__To do__
Swap "data memory" for "memory block" in the passage on how MEX files receive variables, and give back the stretch from "There is no safety" through "don't want duplicated)." with that change made.

__Passage to read__
begin

There is no safety net for MEX files. There is no
copy-on-write behavior for MEX files. The variables are
passed by reference to the MEX file, same as an m-file. If
you change an input variable in a MEX file, then the
original is changed (as well as all other variables that
share the same data memory). This can mess up the workspace
of course, which is why you see warnings to never do this in
the doc. However, it *is* safe to do if you *know* that the
data memory is not shared with another variable. This can be
tricky and is not recommended unless you really need to
(e.g., very large variables that you don't want duplicated).

> On the other hand, if data is always passed by value, it
> would obviously reduce the possibilities for computational
> efficiency that people are usually interested in using MEX
> files to obtain.
>
> In any case, I have several colleagues who believe MEX
> files always receive input by value. Can anyone resolve
> this?
>

Variables are never passed by value to m-files or MEX files.

end

__Given material__
begin

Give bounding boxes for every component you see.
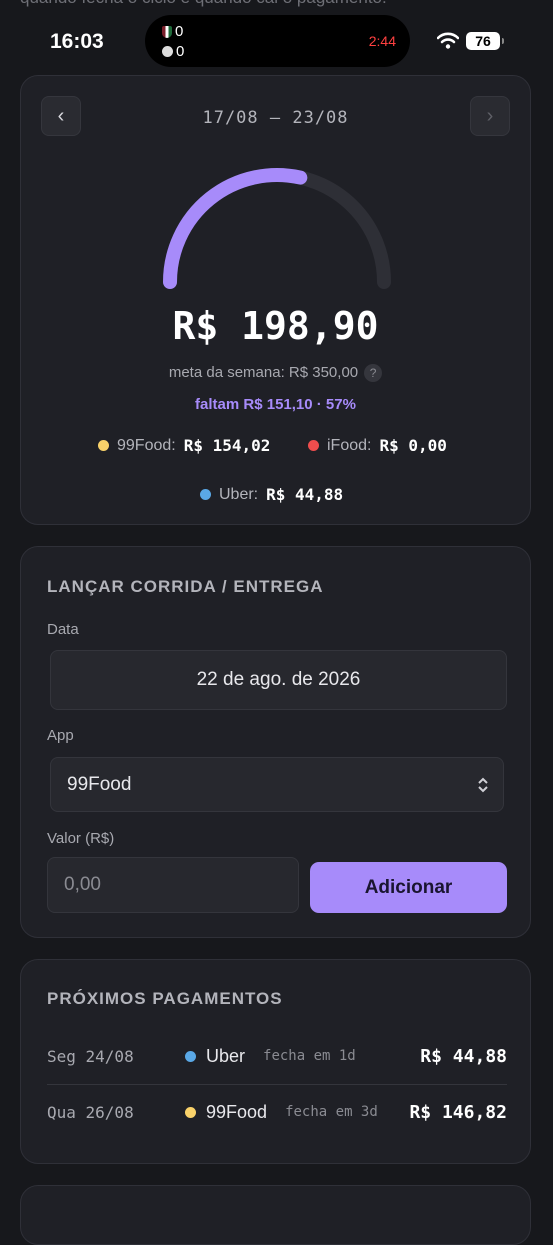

end

__Exercise answer__
There is no safety net for MEX files. There is no
copy-on-write behavior for MEX files. The variables are
passed by reference to the MEX file, same as an m-file. If
you change an input variable in a MEX file, then the
original is changed (as well as all other variables that
share the same memory block). This can mess up the workspace
of course, which is why you see warnings to never do this in
the doc. However, it *is* safe to do if you *know* that the
memory block is not shared with another variable. This can be
tricky and is not recommended unless you really need to
(e.g., very large variables that you don't want duplicated).